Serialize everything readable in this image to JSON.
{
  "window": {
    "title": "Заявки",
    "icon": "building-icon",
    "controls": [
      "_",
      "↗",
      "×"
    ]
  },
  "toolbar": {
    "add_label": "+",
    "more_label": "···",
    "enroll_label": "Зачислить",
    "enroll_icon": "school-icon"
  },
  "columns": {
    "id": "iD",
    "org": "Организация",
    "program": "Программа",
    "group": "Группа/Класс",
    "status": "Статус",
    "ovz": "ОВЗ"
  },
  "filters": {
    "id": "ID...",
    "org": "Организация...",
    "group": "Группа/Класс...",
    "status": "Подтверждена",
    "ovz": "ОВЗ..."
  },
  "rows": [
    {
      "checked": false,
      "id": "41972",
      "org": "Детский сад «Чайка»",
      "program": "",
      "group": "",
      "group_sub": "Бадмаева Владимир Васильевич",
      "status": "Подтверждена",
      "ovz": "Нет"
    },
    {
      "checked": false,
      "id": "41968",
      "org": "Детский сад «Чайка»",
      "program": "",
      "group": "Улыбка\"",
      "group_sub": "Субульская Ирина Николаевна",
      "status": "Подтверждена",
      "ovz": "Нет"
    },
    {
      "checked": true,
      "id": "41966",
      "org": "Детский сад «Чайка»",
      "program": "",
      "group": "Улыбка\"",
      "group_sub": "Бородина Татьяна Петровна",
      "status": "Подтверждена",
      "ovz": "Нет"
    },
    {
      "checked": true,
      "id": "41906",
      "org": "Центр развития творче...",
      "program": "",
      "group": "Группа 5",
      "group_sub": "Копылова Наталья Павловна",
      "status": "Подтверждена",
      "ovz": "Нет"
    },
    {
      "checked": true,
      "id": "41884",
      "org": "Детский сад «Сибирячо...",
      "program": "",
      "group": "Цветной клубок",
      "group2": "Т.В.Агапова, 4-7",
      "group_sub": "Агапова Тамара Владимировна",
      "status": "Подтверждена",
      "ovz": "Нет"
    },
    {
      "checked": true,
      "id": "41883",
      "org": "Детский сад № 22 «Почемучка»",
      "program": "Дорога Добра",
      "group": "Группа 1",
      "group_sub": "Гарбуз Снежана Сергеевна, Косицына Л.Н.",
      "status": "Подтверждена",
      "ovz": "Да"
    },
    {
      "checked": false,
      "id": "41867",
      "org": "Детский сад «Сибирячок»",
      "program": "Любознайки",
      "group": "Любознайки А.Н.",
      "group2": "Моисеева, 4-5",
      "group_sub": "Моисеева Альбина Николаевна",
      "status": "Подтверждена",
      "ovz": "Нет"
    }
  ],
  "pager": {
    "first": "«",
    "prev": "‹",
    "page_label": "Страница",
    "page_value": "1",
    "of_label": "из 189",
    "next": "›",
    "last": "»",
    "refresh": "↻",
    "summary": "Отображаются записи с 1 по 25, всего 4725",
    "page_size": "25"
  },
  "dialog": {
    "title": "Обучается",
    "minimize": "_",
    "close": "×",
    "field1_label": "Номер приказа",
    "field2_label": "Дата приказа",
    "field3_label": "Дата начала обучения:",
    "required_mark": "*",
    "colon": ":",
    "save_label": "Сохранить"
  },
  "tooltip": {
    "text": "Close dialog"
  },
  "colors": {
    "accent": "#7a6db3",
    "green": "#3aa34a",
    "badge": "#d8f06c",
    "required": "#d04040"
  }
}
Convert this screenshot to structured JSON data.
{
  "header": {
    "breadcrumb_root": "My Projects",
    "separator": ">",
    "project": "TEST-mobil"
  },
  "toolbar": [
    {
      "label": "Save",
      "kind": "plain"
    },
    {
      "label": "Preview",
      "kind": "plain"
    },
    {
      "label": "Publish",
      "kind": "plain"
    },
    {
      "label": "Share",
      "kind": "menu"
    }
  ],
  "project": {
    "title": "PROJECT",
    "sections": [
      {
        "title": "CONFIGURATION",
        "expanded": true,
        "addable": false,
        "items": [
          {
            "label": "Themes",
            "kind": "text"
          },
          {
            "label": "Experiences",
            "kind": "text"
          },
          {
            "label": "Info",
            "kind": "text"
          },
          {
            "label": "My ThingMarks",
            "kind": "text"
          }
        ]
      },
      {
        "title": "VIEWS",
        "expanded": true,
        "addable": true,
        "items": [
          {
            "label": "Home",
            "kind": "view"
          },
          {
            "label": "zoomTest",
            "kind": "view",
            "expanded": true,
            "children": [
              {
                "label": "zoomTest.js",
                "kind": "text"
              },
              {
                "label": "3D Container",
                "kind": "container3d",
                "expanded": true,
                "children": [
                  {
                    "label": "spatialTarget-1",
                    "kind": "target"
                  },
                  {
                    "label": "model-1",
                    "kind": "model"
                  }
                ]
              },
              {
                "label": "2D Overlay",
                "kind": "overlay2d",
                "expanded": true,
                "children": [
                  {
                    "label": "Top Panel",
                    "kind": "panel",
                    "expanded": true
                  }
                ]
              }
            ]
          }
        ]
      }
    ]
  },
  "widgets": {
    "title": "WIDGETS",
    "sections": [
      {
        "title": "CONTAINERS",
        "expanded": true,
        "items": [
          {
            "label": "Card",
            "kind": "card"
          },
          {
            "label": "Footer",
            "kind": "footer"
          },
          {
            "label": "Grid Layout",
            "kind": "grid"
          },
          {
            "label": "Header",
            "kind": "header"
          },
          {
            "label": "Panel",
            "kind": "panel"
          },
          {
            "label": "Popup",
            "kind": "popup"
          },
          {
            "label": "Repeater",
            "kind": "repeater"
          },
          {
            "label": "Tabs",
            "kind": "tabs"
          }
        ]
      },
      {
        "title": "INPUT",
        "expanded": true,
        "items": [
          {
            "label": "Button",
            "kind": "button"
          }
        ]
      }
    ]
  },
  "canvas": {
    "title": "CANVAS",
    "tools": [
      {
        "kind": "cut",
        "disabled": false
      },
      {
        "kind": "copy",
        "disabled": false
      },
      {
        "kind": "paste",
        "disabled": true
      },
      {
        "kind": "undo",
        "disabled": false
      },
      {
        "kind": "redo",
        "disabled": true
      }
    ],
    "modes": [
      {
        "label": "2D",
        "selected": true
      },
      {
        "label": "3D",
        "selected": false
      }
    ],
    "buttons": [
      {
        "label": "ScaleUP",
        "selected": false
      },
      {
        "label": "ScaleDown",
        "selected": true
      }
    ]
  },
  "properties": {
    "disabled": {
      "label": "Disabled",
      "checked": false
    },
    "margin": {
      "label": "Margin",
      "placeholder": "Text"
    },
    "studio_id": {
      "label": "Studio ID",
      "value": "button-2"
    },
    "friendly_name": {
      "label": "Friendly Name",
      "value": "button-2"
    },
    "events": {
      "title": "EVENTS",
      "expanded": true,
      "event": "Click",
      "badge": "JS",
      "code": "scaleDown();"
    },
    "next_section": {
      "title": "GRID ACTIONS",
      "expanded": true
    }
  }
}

Work instructions: Write out the entries above word for word.

Completed task:
Serialize everything readable in this image to JSON.
{
  "window": {
    "title": "Заявки",
    "icon": "building-icon",
    "controls": [
      "_",
      "↗",
      "×"
    ]
  },
  "toolbar": {
    "add_label": "+",
    "more_label": "···",
    "enroll_label": "Зачислить",
    "enroll_icon": "school-icon"
  },
  "columns": {
    "id": "iD",
    "org": "Организация",
    "program": "Программа",
    "group": "Группа/Класс",
    "status": "Статус",
    "ovz": "ОВЗ"
  },
  "filters": {
    "id": "ID...",
    "org": "Организация...",
    "group": "Группа/Класс...",
    "status": "Подтверждена",
    "ovz": "ОВЗ..."
  },
  "rows": [
    {
      "checked": false,
      "id": "41972",
      "org": "Детский сад «Чайка»",
      "program": "",
      "group": "",
      "group_sub": "Бадмаева Владимир Васильевич",
      "status": "Подтверждена",
      "ovz": "Нет"
    },
    {
      "checked": false,
      "id": "41968",
      "org": "Детский сад «Чайка»",
      "program": "",
      "group": "Улыбка\"",
      "group_sub": "Субульская Ирина Николаевна",
      "status": "Подтверждена",
      "ovz": "Нет"
    },
    {
      "checked": true,
      "id": "41966",
      "org": "Детский сад «Чайка»",
      "program": "",
      "group": "Улыбка\"",
      "group_sub": "Бородина Татьяна Петровна",
      "status": "Подтверждена",
      "ovz": "Нет"
    },
    {
      "checked": true,
      "id": "41906",
      "org": "Центр развития творче...",
      "program": "",
      "group": "Группа 5",
      "group_sub": "Копылова Наталья Павловна",
      "status": "Подтверждена",
      "ovz": "Нет"
    },
    {
      "checked": true,
      "id": "41884",
      "org": "Детский сад «Сибирячо...",
      "program": "",
      "group": "Цветной клубок",
      "group2": "Т.В.Агапова, 4-7",
      "group_sub": "Агапова Тамара Владимировна",
      "status": "Подтверждена",
      "ovz": "Нет"
    },
    {
      "checked": true,
      "id": "41883",
      "org": "Детский сад № 22 «Почемучка»",
      "program": "Дорога Добра",
      "group": "Группа 1",
      "group_sub": "Гарбуз Снежана Сергеевна, Косицына Л.Н.",
      "status": "Подтверждена",
      "ovz": "Да"
    },
    {
      "checked": false,
      "id": "41867",
      "org": "Детский сад «Сибирячок»",
      "program": "Любознайки",
      "group": "Любознайки А.Н.",
      "group2": "Моисеева, 4-5",
      "group_sub": "Моисеева Альбина Николаевна",
      "status": "Подтверждена",
      "ovz": "Нет"
    }
  ],
  "pager": {
    "first": "«",
    "prev": "‹",
    "page_label": "Страница",
    "page_value": "1",
    "of_label": "из 189",
    "next": "›",
    "last": "»",
    "refresh": "↻",
    "summary": "Отображаются записи с 1 по 25, всего 4725",
    "page_size": "25"
  },
  "dialog": {
    "title": "Обучается",
    "minimize": "_",
    "close": "×",
    "field1_label": "Номер приказа",
    "field2_label": "Дата приказа",
    "field3_label": "Дата начала обучения:",
    "required_mark": "*",
    "colon": ":",
    "save_label": "Сохранить"
  },
  "tooltip": {
    "text": "Close dialog"
  },
  "colors": {
    "accent": "#7a6db3",
    "green": "#3aa34a",
    "badge": "#d8f06c",
    "required": "#d04040"
  }
}
Convert this screenshot to structured JSON data.
{
  "header": {
    "breadcrumb_root": "My Projects",
    "separator": ">",
    "project": "TEST-mobil"
  },
  "toolbar": [
    {
      "label": "Save",
      "kind": "plain"
    },
    {
      "label": "Preview",
      "kind": "plain"
    },
    {
      "label": "Publish",
      "kind": "plain"
    },
    {
      "label": "Share",
      "kind": "menu"
    }
  ],
  "project": {
    "title": "PROJECT",
    "sections": [
      {
        "title": "CONFIGURATION",
        "expanded": true,
        "addable": false,
        "items": [
          {
            "label": "Themes",
            "kind": "text"
          },
          {
            "label": "Experiences",
            "kind": "text"
          },
          {
            "label": "Info",
            "kind": "text"
          },
          {
            "label": "My ThingMarks",
            "kind": "text"
          }
        ]
      },
      {
        "title": "VIEWS",
        "expanded": true,
        "addable": true,
        "items": [
          {
            "label": "Home",
            "kind": "view"
          },
          {
            "label": "zoomTest",
            "kind": "view",
            "expanded": true,
            "children": [
              {
                "label": "zoomTest.js",
                "kind": "text"
              },
              {
                "label": "3D Container",
                "kind": "container3d",
                "expanded": true,
                "children": [
                  {
                    "label": "spatialTarget-1",
                    "kind": "target"
                  },
                  {
                    "label": "model-1",
                    "kind": "model"
                  }
                ]
              },
              {
                "label": "2D Overlay",
                "kind": "overlay2d",
                "expanded": true,
                "children": [
                  {
                    "label": "Top Panel",
                    "kind": "panel",
                    "expanded": true
                  }
                ]
              }
            ]
          }
        ]
      }
    ]
  },
  "widgets": {
    "title": "WIDGETS",
    "sections": [
      {
        "title": "CONTAINERS",
        "expanded": true,
        "items": [
          {
            "label": "Card",
            "kind": "card"
          },
          {
            "label": "Footer",
            "kind": "footer"
          },
          {
            "label": "Grid Layout",
            "kind": "grid"
          },
          {
            "label": "Header",
            "kind": "header"
          },
          {
            "label": "Panel",
            "kind": "panel"
          },
          {
            "label": "Popup",
            "kind": "popup"
          },
          {
            "label": "Repeater",
            "kind": "repeater"
          },
          {
            "label": "Tabs",
            "kind": "tabs"
          }
        ]
      },
      {
        "title": "INPUT",
        "expanded": true,
        "items": [
          {
            "label": "Button",
            "kind": "button"
          }
        ]
      }
    ]
  },
  "canvas": {
    "title": "CANVAS",
    "tools": [
      {
        "kind": "cut",
        "disabled": false
      },
      {
        "kind": "copy",
        "disabled": false
      },
      {
        "kind": "paste",
        "disabled": true
      },
      {
        "kind": "undo",
        "disabled": false
      },
      {
        "kind": "redo",
        "disabled": true
      }
    ],
    "modes": [
      {
        "label": "2D",
        "selected": true
      },
      {
        "label": "3D",
        "selected": false
      }
    ],
    "buttons": [
      {
        "label": "ScaleUP",
        "selected": false
      },
      {
        "label": "ScaleDown",
        "selected": true
      }
    ]
  },
  "properties": {
    "disabled": {
      "label": "Disabled",
      "checked": false
    },
    "margin": {
      "label": "Margin",
      "placeholder": "Text"
    },
    "studio_id": {
      "label": "Studio ID",
      "value": "button-2"
    },
    "friendly_name": {
      "label": "Friendly Name",
      "value": "button-2"
    },
    "events": {
      "title": "EVENTS",
      "expanded": true,
      "event": "Click",
      "badge": "JS",
      "code": "scaleDown();"
    },
    "next_section": {
      "title": "GRID ACTIONS",
      "expanded": true
    }
  }
}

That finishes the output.